### INSTRUCTIONS TO FOLLOW
The entries below should be transcribed in their entirety, exactly as written.

### EXERCISE INPUT
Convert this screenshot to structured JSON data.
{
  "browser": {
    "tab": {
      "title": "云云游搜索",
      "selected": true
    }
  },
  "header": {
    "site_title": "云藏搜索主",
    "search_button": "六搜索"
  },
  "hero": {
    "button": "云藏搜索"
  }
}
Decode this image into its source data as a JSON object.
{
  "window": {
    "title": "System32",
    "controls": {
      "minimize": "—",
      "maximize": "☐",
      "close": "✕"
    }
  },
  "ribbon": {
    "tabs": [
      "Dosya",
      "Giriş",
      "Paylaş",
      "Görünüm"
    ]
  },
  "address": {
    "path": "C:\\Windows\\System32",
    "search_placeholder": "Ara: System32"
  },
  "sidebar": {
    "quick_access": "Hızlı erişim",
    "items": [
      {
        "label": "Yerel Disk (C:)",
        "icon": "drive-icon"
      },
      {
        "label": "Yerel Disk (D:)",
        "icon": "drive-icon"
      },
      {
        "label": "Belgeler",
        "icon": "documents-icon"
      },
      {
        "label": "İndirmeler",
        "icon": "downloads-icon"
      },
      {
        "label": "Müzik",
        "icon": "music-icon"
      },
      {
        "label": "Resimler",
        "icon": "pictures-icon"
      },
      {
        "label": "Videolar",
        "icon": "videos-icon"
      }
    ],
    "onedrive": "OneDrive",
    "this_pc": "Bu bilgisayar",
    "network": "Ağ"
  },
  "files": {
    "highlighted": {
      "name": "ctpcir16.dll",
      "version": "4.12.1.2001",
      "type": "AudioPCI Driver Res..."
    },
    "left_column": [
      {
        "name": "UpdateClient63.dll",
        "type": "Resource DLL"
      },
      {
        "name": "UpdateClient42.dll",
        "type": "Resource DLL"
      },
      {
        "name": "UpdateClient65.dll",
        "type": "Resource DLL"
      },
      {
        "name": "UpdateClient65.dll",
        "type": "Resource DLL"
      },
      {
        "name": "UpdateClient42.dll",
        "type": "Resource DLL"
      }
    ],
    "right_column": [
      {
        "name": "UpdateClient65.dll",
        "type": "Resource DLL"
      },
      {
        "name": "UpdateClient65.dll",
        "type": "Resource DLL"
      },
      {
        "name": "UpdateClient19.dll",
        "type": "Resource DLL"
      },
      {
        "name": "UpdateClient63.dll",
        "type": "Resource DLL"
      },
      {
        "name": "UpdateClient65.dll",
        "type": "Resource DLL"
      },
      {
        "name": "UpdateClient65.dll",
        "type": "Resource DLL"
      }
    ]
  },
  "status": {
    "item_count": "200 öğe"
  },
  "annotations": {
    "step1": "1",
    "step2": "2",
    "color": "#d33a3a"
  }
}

### TASK RESULT
Convert this screenshot to structured JSON data.
{
  "browser": {
    "tab": {
      "title": "云云游搜索",
      "selected": true
    }
  },
  "header": {
    "site_title": "云藏搜索主",
    "search_button": "六搜索"
  },
  "hero": {
    "button": "云藏搜索"
  }
}
Decode this image into its source data as a JSON object.
{
  "window": {
    "title": "System32",
    "controls": {
      "minimize": "—",
      "maximize": "☐",
      "close": "✕"
    }
  },
  "ribbon": {
    "tabs": [
      "Dosya",
      "Giriş",
      "Paylaş",
      "Görünüm"
    ]
  },
  "address": {
    "path": "C:\\Windows\\System32",
    "search_placeholder": "Ara: System32"
  },
  "sidebar": {
    "quick_access": "Hızlı erişim",
    "items": [
      {
        "label": "Yerel Disk (C:)",
        "icon": "drive-icon"
      },
      {
        "label": "Yerel Disk (D:)",
        "icon": "drive-icon"
      },
      {
        "label": "Belgeler",
        "icon": "documents-icon"
      },
      {
        "label": "İndirmeler",
        "icon": "downloads-icon"
      },
      {
        "label": "Müzik",
        "icon": "music-icon"
      },
      {
        "label": "Resimler",
        "icon": "pictures-icon"
      },
      {
        "label": "Videolar",
        "icon": "videos-icon"
      }
    ],
    "onedrive": "OneDrive",
    "this_pc": "Bu bilgisayar",
    "network": "Ağ"
  },
  "files": {
    "highlighted": {
      "name": "ctpcir16.dll",
      "version": "4.12.1.2001",
      "type": "AudioPCI Driver Res..."
    },
    "left_column": [
      {
        "name": "UpdateClient63.dll",
        "type": "Resource DLL"
      },
      {
        "name": "UpdateClient42.dll",
        "type": "Resource DLL"
      },
      {
        "name": "UpdateClient65.dll",
        "type": "Resource DLL"
      },
      {
        "name": "UpdateClient65.dll",
        "type": "Resource DLL"
      },
      {
        "name": "UpdateClient42.dll",
        "type": "Resource DLL"
      }
    ],
    "right_column": [
      {
        "name": "UpdateClient65.dll",
        "type": "Resource DLL"
      },
      {
        "name": "UpdateClient65.dll",
        "type": "Resource DLL"
      },
      {
        "name": "UpdateClient19.dll",
        "type": "Resource DLL"
      },
      {
        "name": "UpdateClient63.dll",
        "type": "Resource DLL"
      },
      {
        "name": "UpdateClient65.dll",
        "type": "Resource DLL"
      },
      {
        "name": "UpdateClient65.dll",
        "type": "Resource DLL"
      }
    ]
  },
  "status": {
    "item_count": "200 öğe"
  },
  "annotations": {
    "step1": "1",
    "step2": "2",
    "color": "#d33a3a"
  }
}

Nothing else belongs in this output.